J'ai reconnu le nom de Sarpédon, altéré par le copiste, plus bas, après v. 15, en tête de ce que je considère comme un autre fragment. Car, malgré cette coïncidence, j'ai résisté à la tentation de voir ici un seul morceau continu. M. F. Blass, qui consacre à ces fragments un article, récemment paru dans le Rheinisches Museum für Philologie (XXXV, p. 74 sqq.), croit que les 23 trimètres ne forment qu'un seul morceau tiré de l'Europe d'Eschyle, et que cette tragédie roulait sur la mort et les funérailles de Sarpédon. Il comble la lacune du v. 11 en écrivant : δεύτερον δ ̓ ἐγεινάμην Ραδάpavov, et il réserve la première mention de Sarpédon pour les vers 15 sq., que M. Buecheler (dans une suite à l'article de M. Blass) corrige ainsi :

τρίτον δὲ, τοῦ νῦν φροντίσιν χειμάζομαι 1,
Σαρπηδόν(α).

ÉNONCÉ A: Disposez en liste numérotée les lignes des entrées, de la ligne contenant « Patent image size: (893, 552). » jusqu'à celle contenant « The house H is at (148, 91). » incluse, en omettant les lignes vides.

Quelques entrées:
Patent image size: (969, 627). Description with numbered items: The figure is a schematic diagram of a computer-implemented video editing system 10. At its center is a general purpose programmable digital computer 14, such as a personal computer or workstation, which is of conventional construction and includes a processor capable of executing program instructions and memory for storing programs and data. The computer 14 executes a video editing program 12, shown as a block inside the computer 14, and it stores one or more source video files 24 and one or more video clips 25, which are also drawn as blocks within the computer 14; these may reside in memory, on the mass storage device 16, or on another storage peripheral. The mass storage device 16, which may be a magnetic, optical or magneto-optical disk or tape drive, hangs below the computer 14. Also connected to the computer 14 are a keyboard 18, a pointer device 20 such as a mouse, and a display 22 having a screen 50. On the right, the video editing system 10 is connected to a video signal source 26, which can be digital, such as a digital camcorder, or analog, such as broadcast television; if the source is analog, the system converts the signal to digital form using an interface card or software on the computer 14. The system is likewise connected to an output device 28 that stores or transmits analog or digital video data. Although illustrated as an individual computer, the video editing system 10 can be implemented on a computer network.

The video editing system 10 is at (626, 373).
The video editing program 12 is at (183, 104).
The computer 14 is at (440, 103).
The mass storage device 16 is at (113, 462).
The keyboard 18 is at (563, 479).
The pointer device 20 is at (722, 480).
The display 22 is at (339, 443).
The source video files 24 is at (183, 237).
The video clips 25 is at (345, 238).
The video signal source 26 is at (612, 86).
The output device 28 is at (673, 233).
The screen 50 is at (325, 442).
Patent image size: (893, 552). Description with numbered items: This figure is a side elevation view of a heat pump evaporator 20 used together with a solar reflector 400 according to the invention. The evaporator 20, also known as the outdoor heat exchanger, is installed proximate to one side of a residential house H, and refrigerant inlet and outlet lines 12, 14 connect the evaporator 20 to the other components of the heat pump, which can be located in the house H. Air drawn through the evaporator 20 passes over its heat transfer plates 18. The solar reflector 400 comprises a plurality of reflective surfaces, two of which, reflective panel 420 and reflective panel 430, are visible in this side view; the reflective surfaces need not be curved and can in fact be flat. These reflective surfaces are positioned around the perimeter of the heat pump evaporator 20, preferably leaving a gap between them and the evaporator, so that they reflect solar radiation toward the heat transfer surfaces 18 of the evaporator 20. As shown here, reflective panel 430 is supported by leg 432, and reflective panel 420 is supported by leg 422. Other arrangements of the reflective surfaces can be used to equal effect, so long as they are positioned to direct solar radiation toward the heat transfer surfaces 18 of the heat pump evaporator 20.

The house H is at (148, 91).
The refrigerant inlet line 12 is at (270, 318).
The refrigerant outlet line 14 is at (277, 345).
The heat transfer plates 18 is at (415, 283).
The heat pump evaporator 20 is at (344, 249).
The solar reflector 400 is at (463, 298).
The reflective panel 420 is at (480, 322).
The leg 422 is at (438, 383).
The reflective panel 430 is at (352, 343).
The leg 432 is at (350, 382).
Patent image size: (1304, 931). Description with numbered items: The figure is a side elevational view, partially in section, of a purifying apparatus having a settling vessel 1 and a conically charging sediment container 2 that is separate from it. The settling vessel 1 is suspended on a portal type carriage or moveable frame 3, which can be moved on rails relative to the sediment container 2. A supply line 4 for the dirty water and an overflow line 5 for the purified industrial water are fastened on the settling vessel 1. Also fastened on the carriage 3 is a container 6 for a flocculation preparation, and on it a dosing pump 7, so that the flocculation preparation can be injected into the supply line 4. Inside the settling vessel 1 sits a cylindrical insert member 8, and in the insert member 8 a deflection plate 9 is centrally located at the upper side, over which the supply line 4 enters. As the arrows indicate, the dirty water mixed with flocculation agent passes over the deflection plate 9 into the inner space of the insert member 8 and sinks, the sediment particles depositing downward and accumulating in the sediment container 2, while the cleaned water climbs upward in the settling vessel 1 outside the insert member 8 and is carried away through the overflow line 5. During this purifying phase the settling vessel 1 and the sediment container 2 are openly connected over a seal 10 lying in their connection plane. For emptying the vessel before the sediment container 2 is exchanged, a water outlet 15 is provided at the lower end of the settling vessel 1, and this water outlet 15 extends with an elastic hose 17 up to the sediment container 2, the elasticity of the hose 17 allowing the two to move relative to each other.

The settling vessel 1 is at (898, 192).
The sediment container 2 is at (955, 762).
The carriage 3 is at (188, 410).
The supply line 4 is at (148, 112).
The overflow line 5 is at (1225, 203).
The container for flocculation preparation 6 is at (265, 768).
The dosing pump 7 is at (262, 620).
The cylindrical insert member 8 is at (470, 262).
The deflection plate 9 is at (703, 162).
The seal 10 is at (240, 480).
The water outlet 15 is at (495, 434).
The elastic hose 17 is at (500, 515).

ÉNONCÉ B: Condensez en quelques phrases le paragraphe de l'extrait qui commence par « J'ai reconnu le nom de Sarpédon », en conservant ses faits principaux.

RÉPONSE COMPLÈTE A:
1. Patent image size: (893, 552). Description with numbered items: This figure is a side elevation view of a heat pump evaporator 20 used together with a solar reflector 400 according to the invention. The evaporator 20, also known as the outdoor heat exchanger, is installed proximate to one side of a residential house H, and refrigerant inlet and outlet lines 12, 14 connect the evaporator 20 to the other components of the heat pump, which can be located in the house H. Air drawn through the evaporator 20 passes over its heat transfer plates 18. The solar reflector 400 comprises a plurality of reflective surfaces, two of which, reflective panel 420 and reflective panel 430, are visible in this side view; the reflective surfaces need not be curved and can in fact be flat. These reflective surfaces are positioned around the perimeter of the heat pump evaporator 20, preferably leaving a gap between them and the evaporator, so that they reflect solar radiation toward the heat transfer surfaces 18 of the evaporator 20. As shown here, reflective panel 430 is supported by leg 432, and reflective panel 420 is supported by leg 422. Other arrangements of the reflective surfaces can be used to equal effect, so long as they are positioned to direct solar radiation toward the heat transfer surfaces 18 of the heat pump evaporator 20.
2. The house H is at (148, 91).

RÉPONSE COMPLÈTE B: L'auteur a reconnu le nom de Sarpédon, altéré par le copiste, après le v. 15, en tête de ce qu'il tient pour un autre fragment. Malgré cette coïncidence, il refuse d'y voir un seul morceau continu. Dans un article récent du Rheinisches Museum für Philologie (XXXV, p. 74 sqq.), M. F. Blass soutient au contraire que les 23 trimètres forment un seul morceau tiré de l'Europe d'Eschyle, tragédie qui aurait porté sur la mort et les funérailles de Sarpédon. Blass comble la lacune du v. 11 et place la première mention de Sarpédon aux vers 15 sq. M. Buecheler corrige ces vers dans une suite à l'article de Blass.